WHAT THE TASK REQUIRES:
Output all the entries below. Each must match exactly.

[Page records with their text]
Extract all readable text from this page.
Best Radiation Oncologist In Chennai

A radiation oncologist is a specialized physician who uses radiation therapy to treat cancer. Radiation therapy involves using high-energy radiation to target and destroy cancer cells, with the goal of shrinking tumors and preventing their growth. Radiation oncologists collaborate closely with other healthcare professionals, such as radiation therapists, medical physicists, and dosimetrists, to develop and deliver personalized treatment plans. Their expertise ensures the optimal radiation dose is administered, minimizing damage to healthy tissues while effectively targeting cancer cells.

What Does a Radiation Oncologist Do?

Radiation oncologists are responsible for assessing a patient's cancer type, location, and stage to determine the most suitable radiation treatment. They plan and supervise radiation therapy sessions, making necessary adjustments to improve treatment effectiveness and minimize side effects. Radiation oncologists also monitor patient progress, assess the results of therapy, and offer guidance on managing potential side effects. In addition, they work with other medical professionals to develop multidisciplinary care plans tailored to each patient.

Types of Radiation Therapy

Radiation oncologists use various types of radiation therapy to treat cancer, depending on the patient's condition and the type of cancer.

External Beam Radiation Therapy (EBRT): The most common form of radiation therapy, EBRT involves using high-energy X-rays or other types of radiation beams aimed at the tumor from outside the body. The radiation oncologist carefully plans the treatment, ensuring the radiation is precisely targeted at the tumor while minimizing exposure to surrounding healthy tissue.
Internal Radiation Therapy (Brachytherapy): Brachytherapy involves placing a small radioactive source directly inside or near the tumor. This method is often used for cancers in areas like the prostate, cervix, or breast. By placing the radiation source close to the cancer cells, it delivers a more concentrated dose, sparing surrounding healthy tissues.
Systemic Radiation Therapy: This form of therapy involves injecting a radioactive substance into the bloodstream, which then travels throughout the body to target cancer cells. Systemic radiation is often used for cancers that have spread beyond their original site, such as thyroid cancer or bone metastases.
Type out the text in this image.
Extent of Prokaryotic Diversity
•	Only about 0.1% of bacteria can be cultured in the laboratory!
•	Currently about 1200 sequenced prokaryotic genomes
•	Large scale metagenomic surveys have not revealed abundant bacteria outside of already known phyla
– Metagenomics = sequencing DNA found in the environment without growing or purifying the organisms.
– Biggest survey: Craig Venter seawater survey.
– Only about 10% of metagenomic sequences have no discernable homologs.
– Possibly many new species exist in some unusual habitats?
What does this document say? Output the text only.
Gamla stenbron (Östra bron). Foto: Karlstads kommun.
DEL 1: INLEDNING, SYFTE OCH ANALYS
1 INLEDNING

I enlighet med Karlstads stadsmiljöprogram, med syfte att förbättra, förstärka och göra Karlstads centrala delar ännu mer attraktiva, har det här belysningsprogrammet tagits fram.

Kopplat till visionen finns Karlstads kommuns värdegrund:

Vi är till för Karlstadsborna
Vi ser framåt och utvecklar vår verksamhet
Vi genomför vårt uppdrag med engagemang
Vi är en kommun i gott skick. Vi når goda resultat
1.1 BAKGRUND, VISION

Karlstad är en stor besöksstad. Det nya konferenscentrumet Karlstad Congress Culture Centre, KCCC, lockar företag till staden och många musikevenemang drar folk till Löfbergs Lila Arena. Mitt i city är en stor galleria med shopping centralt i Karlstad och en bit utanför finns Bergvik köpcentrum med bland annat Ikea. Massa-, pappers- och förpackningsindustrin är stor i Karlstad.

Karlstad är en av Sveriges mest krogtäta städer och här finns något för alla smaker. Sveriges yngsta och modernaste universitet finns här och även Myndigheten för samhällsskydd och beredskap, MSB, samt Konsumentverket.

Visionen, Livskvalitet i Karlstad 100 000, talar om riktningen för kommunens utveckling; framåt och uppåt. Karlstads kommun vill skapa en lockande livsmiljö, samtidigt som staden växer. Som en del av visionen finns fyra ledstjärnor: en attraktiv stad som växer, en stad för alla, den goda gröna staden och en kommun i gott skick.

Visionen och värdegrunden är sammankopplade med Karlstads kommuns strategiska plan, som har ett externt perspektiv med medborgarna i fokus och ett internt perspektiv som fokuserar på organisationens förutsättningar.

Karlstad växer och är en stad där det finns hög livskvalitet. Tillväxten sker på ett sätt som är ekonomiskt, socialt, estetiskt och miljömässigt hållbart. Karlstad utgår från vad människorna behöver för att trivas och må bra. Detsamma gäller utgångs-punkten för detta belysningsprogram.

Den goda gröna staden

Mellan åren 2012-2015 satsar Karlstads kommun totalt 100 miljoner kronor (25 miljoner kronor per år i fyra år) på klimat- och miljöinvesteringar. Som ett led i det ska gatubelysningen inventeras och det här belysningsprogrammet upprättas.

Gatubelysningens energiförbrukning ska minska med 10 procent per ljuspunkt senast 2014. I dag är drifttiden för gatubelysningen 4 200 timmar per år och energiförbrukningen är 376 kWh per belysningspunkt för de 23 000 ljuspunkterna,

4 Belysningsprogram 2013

SOLVED PROBLEM:
Extract all readable text from this page.
Best Radiation Oncologist In Chennai

A radiation oncologist is a specialized physician who uses radiation therapy to treat cancer. Radiation therapy involves using high-energy radiation to target and destroy cancer cells, with the goal of shrinking tumors and preventing their growth. Radiation oncologists collaborate closely with other healthcare professionals, such as radiation therapists, medical physicists, and dosimetrists, to develop and deliver personalized treatment plans. Their expertise ensures the optimal radiation dose is administered, minimizing damage to healthy tissues while effectively targeting cancer cells.

What Does a Radiation Oncologist Do?

Radiation oncologists are responsible for assessing a patient's cancer type, location, and stage to determine the most suitable radiation treatment. They plan and supervise radiation therapy sessions, making necessary adjustments to improve treatment effectiveness and minimize side effects. Radiation oncologists also monitor patient progress, assess the results of therapy, and offer guidance on managing potential side effects. In addition, they work with other medical professionals to develop multidisciplinary care plans tailored to each patient.

Types of Radiation Therapy

Radiation oncologists use various types of radiation therapy to treat cancer, depending on the patient's condition and the type of cancer.

External Beam Radiation Therapy (EBRT): The most common form of radiation therapy, EBRT involves using high-energy X-rays or other types of radiation beams aimed at the tumor from outside the body. The radiation oncologist carefully plans the treatment, ensuring the radiation is precisely targeted at the tumor while minimizing exposure to surrounding healthy tissue.
Internal Radiation Therapy (Brachytherapy): Brachytherapy involves placing a small radioactive source directly inside or near the tumor. This method is often used for cancers in areas like the prostate, cervix, or breast. By placing the radiation source close to the cancer cells, it delivers a more concentrated dose, sparing surrounding healthy tissues.
Systemic Radiation Therapy: This form of therapy involves injecting a radioactive substance into the bloodstream, which then travels throughout the body to target cancer cells. Systemic radiation is often used for cancers that have spread beyond their original site, such as thyroid cancer or bone metastases.
Type out the text in this image.
Extent of Prokaryotic Diversity
•	Only about 0.1% of bacteria can be cultured in the laboratory!
•	Currently about 1200 sequenced prokaryotic genomes
•	Large scale metagenomic surveys have not revealed abundant bacteria outside of already known phyla
– Metagenomics = sequencing DNA found in the environment without growing or purifying the organisms.
– Biggest survey: Craig Venter seawater survey.
– Only about 10% of metagenomic sequences have no discernable homologs.
– Possibly many new species exist in some unusual habitats?
What does this document say? Output the text only.
Gamla stenbron (Östra bron). Foto: Karlstads kommun.
DEL 1: INLEDNING, SYFTE OCH ANALYS
1 INLEDNING

I enlighet med Karlstads stadsmiljöprogram, med syfte att förbättra, förstärka och göra Karlstads centrala delar ännu mer attraktiva, har det här belysningsprogrammet tagits fram.

Kopplat till visionen finns Karlstads kommuns värdegrund:

Vi är till för Karlstadsborna
Vi ser framåt och utvecklar vår verksamhet
Vi genomför vårt uppdrag med engagemang
Vi är en kommun i gott skick. Vi når goda resultat
1.1 BAKGRUND, VISION

Karlstad är en stor besöksstad. Det nya konferenscentrumet Karlstad Congress Culture Centre, KCCC, lockar företag till staden och många musikevenemang drar folk till Löfbergs Lila Arena. Mitt i city är en stor galleria med shopping centralt i Karlstad och en bit utanför finns Bergvik köpcentrum med bland annat Ikea. Massa-, pappers- och förpackningsindustrin är stor i Karlstad.

Karlstad är en av Sveriges mest krogtäta städer och här finns något för alla smaker. Sveriges yngsta och modernaste universitet finns här och även Myndigheten för samhällsskydd och beredskap, MSB, samt Konsumentverket.

Visionen, Livskvalitet i Karlstad 100 000, talar om riktningen för kommunens utveckling; framåt och uppåt. Karlstads kommun vill skapa en lockande livsmiljö, samtidigt som staden växer. Som en del av visionen finns fyra ledstjärnor: en attraktiv stad som växer, en stad för alla, den goda gröna staden och en kommun i gott skick.

Visionen och värdegrunden är sammankopplade med Karlstads kommuns strategiska plan, som har ett externt perspektiv med medborgarna i fokus och ett internt perspektiv som fokuserar på organisationens förutsättningar.

Karlstad växer och är en stad där det finns hög livskvalitet. Tillväxten sker på ett sätt som är ekonomiskt, socialt, estetiskt och miljömässigt hållbart. Karlstad utgår från vad människorna behöver för att trivas och må bra. Detsamma gäller utgångs-punkten för detta belysningsprogram.

Den goda gröna staden

Mellan åren 2012-2015 satsar Karlstads kommun totalt 100 miljoner kronor (25 miljoner kronor per år i fyra år) på klimat- och miljöinvesteringar. Som ett led i det ska gatubelysningen inventeras och det här belysningsprogrammet upprättas.

Gatubelysningens energiförbrukning ska minska med 10 procent per ljuspunkt senast 2014. I dag är drifttiden för gatubelysningen 4 200 timmar per år och energiförbrukningen är 376 kWh per belysningspunkt för de 23 000 ljuspunkterna,

4 Belysningsprogram 2013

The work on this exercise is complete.